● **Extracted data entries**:
┌──

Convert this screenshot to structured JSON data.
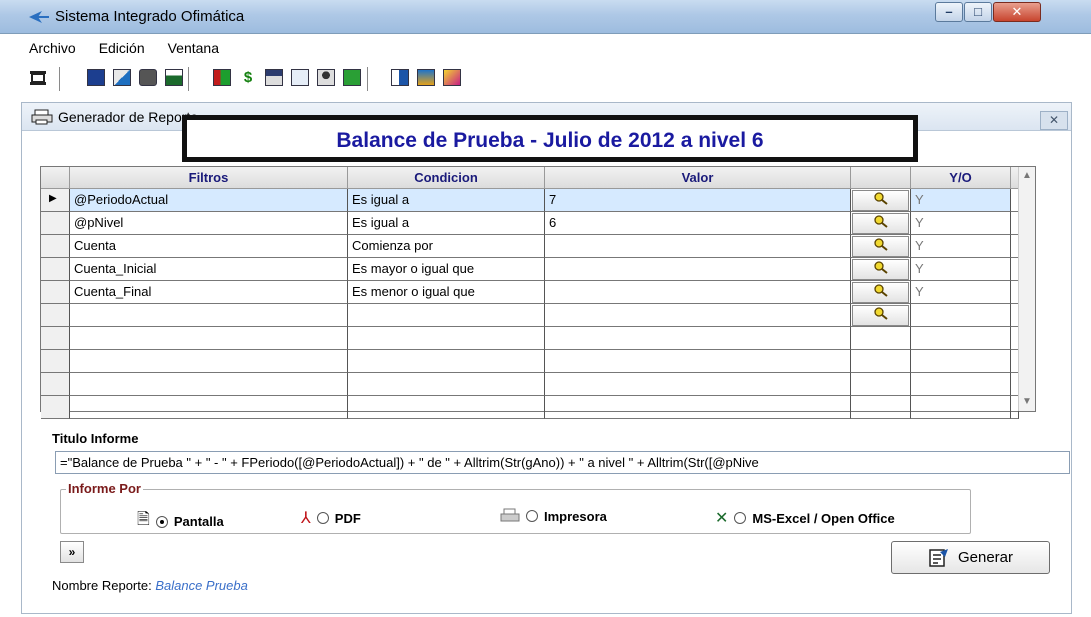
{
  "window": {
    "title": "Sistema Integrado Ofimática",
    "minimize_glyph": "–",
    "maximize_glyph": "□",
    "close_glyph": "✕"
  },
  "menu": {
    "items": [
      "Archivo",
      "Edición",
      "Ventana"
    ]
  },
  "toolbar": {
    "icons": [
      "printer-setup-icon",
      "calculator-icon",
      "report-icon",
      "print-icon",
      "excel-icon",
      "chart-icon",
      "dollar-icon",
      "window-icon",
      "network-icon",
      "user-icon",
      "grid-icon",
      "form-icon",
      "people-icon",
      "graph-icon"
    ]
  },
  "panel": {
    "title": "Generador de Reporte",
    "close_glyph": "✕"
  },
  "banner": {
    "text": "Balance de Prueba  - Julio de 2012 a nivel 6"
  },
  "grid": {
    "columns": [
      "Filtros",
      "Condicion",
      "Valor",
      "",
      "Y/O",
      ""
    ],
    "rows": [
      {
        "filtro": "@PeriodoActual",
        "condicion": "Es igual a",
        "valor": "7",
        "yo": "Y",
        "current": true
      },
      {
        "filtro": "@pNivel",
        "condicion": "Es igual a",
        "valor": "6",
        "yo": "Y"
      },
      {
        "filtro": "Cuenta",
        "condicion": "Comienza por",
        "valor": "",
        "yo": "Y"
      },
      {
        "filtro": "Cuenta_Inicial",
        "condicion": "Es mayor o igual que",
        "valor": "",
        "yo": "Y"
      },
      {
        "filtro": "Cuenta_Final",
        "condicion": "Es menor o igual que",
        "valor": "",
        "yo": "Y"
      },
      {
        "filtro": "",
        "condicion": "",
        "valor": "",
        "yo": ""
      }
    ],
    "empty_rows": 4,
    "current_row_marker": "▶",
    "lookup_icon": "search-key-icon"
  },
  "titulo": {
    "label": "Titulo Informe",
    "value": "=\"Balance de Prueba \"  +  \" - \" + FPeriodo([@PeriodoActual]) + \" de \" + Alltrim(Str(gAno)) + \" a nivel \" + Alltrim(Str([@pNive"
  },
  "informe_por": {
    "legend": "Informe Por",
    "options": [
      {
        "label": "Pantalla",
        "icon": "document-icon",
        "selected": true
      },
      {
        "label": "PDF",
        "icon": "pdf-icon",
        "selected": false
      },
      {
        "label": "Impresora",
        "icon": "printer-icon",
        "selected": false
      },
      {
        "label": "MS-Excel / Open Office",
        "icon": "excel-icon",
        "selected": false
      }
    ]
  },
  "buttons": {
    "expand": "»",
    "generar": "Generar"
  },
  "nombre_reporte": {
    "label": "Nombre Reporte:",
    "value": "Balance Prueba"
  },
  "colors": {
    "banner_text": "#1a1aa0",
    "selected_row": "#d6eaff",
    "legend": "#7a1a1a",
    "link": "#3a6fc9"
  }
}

└──
┌──

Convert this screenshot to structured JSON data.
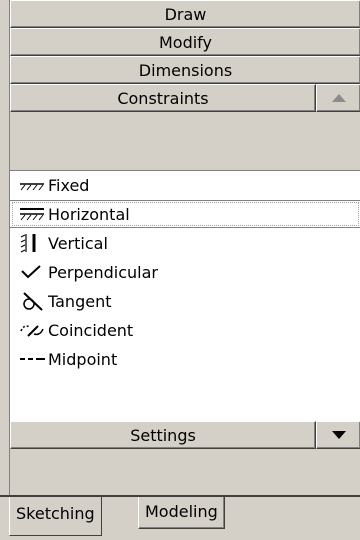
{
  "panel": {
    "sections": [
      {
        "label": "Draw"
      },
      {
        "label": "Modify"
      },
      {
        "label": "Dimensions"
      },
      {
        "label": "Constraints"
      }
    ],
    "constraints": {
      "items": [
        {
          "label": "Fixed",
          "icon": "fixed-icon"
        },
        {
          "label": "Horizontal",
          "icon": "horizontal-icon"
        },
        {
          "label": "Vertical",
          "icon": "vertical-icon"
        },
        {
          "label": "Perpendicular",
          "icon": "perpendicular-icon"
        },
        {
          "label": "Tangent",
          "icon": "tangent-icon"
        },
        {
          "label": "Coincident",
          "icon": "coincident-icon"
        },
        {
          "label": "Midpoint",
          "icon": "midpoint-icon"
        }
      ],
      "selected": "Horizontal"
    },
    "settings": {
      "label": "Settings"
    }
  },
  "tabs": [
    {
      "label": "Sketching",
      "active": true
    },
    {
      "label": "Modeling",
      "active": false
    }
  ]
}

└──

● **What you are asked to do**: Gather each line of the listing that holds the string "printer".

● **The result**:
      "printer-setup-icon",
        "icon": "printer-icon",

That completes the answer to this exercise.